> **SHORT TASK**: Set each record down exactly, excluding all images.

Start of GIVEN DATA

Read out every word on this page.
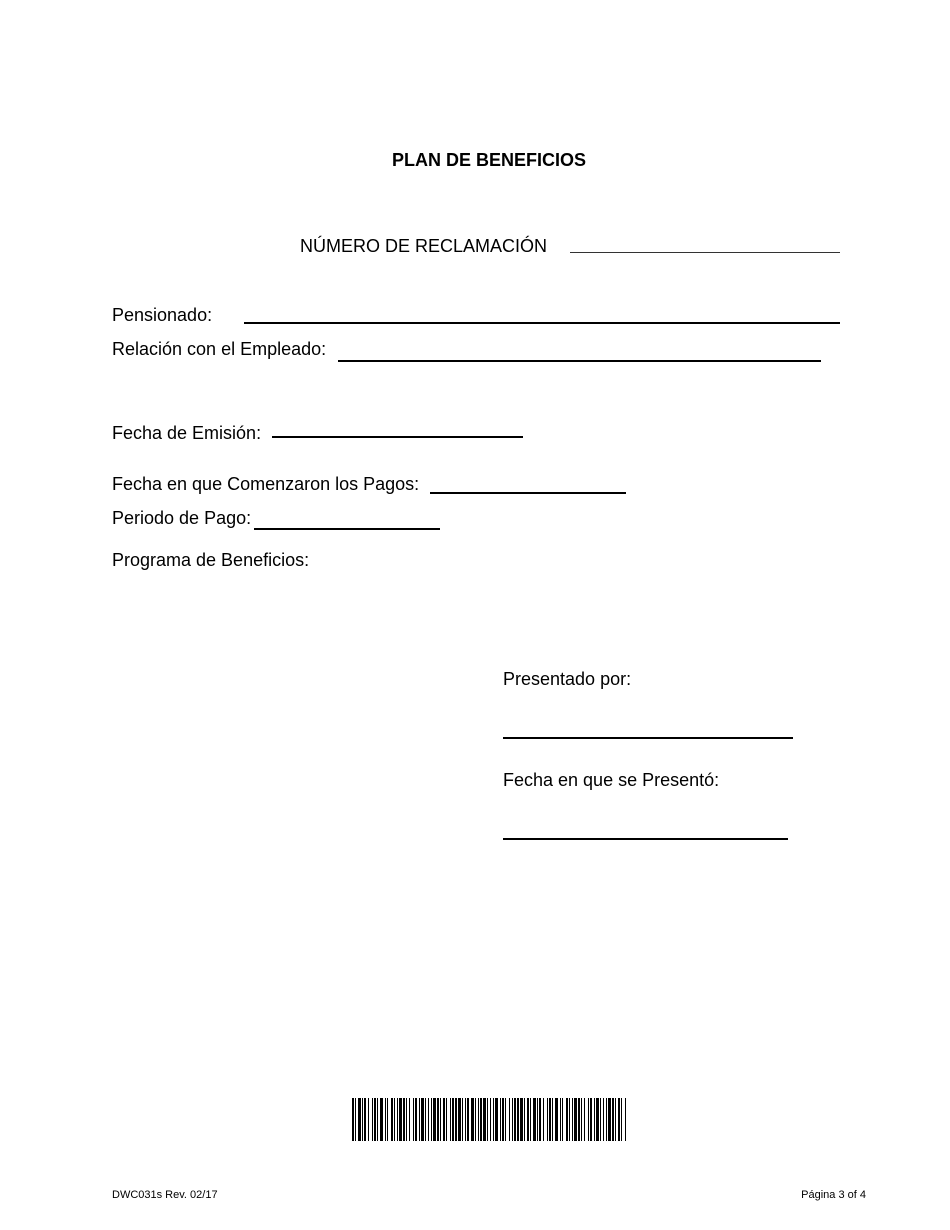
PLAN DE BENEFICIOS
NÚMERO DE RECLAMACIÓN
Pensionado:
Relación con el Empleado:
Fecha de Emisión:
Fecha en que Comenzaron los Pagos:
Periodo de Pago:
Programa de Beneficios:
Presentado por:
Fecha en que se Presentó:
DWC031s Rev. 02/17	Página 3 of 4
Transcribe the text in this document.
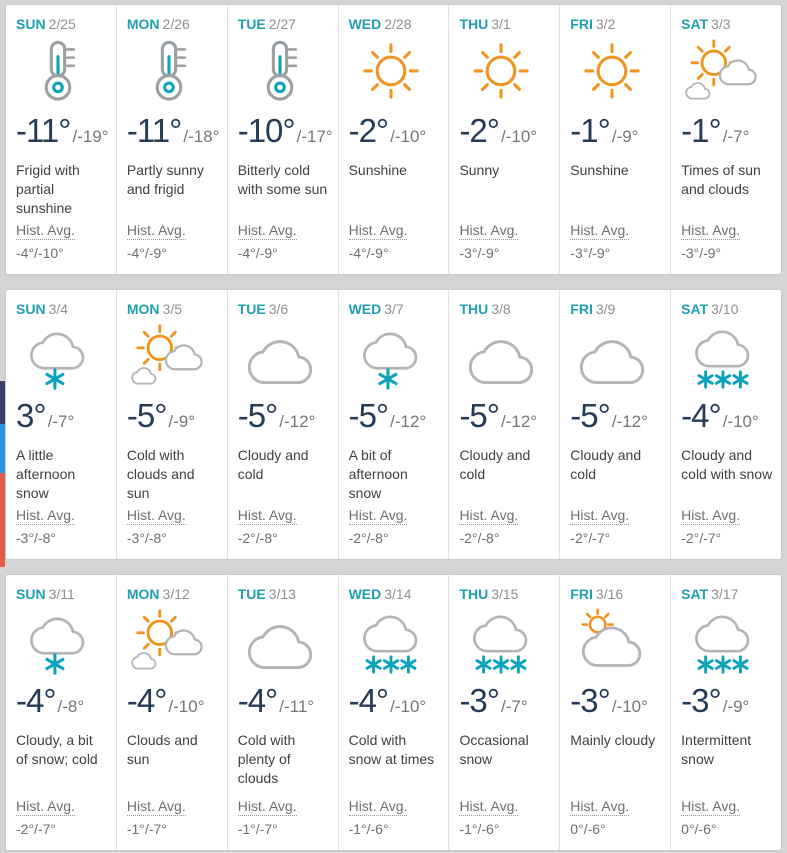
SUN 2/25
-11° /-19°

Frigid with partial sunshine

Hist. Avg.
-4°/-10°
MON 2/26
-11° /-18°

Partly sunny and frigid

Hist. Avg.
-4°/-9°
TUE 2/27
-10° /-17°

Bitterly cold with some sun

Hist. Avg.
-4°/-9°
WED 2/28
-2° /-10°

Sunshine

Hist. Avg.
-4°/-9°
THU 3/1
-2° /-10°

Sunny

Hist. Avg.
-3°/-9°
FRI 3/2
-1° /-9°

Sunshine

Hist. Avg.
-3°/-9°
SAT 3/3
-1° /-7°

Times of sun and clouds

Hist. Avg.
-3°/-9°
SUN 3/4
3° /-7°

A little afternoon snow

Hist. Avg.
-3°/-8°
MON 3/5
-5° /-9°

Cold with clouds and sun

Hist. Avg.
-3°/-8°
TUE 3/6
-5° /-12°

Cloudy and cold

Hist. Avg.
-2°/-8°
WED 3/7
-5° /-12°

A bit of afternoon snow

Hist. Avg.
-2°/-8°
THU 3/8
-5° /-12°

Cloudy and cold

Hist. Avg.
-2°/-8°
FRI 3/9
-5° /-12°

Cloudy and cold

Hist. Avg.
-2°/-7°
SAT 3/10
-4° /-10°

Cloudy and cold with snow

Hist. Avg.
-2°/-7°
SUN 3/11
-4° /-8°

Cloudy, a bit of snow; cold

Hist. Avg.
-2°/-7°
MON 3/12
-4° /-10°

Clouds and sun

Hist. Avg.
-1°/-7°
TUE 3/13
-4° /-11°

Cold with plenty of clouds

Hist. Avg.
-1°/-7°
WED 3/14
-4° /-10°

Cold with snow at times

Hist. Avg.
-1°/-6°
THU 3/15
-3° /-7°

Occasional snow

Hist. Avg.
-1°/-6°
FRI 3/16
-3° /-10°

Mainly cloudy

Hist. Avg.
0°/-6°
SAT 3/17
-3° /-9°

Intermittent snow

Hist. Avg.
0°/-6°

End of GIVEN DATA

> **SOLVED PROBLEM**:
Read out every word on this page.
PLAN DE BENEFICIOS
NÚMERO DE RECLAMACIÓN
Pensionado:
Relación con el Empleado:
Fecha de Emisión:
Fecha en que Comenzaron los Pagos:
Periodo de Pago:
Programa de Beneficios:
Presentado por:
Fecha en que se Presentó:
DWC031s Rev. 02/17	Página 3 of 4
Transcribe the text in this document.
SUN 2/25
-11° /-19°

Frigid with partial sunshine

Hist. Avg.
-4°/-10°
MON 2/26
-11° /-18°

Partly sunny and frigid

Hist. Avg.
-4°/-9°
TUE 2/27
-10° /-17°

Bitterly cold with some sun

Hist. Avg.
-4°/-9°
WED 2/28
-2° /-10°

Sunshine

Hist. Avg.
-4°/-9°
THU 3/1
-2° /-10°

Sunny

Hist. Avg.
-3°/-9°
FRI 3/2
-1° /-9°

Sunshine

Hist. Avg.
-3°/-9°
SAT 3/3
-1° /-7°

Times of sun and clouds

Hist. Avg.
-3°/-9°
SUN 3/4
3° /-7°

A little afternoon snow

Hist. Avg.
-3°/-8°
MON 3/5
-5° /-9°

Cold with clouds and sun

Hist. Avg.
-3°/-8°
TUE 3/6
-5° /-12°

Cloudy and cold

Hist. Avg.
-2°/-8°
WED 3/7
-5° /-12°

A bit of afternoon snow

Hist. Avg.
-2°/-8°
THU 3/8
-5° /-12°

Cloudy and cold

Hist. Avg.
-2°/-8°
FRI 3/9
-5° /-12°

Cloudy and cold

Hist. Avg.
-2°/-7°
SAT 3/10
-4° /-10°

Cloudy and cold with snow

Hist. Avg.
-2°/-7°
SUN 3/11
-4° /-8°

Cloudy, a bit of snow; cold

Hist. Avg.
-2°/-7°
MON 3/12
-4° /-10°

Clouds and sun

Hist. Avg.
-1°/-7°
TUE 3/13
-4° /-11°

Cold with plenty of clouds

Hist. Avg.
-1°/-7°
WED 3/14
-4° /-10°

Cold with snow at times

Hist. Avg.
-1°/-6°
THU 3/15
-3° /-7°

Occasional snow

Hist. Avg.
-1°/-6°
FRI 3/16
-3° /-10°

Mainly cloudy

Hist. Avg.
0°/-6°
SAT 3/17
-3° /-9°

Intermittent snow

Hist. Avg.
0°/-6°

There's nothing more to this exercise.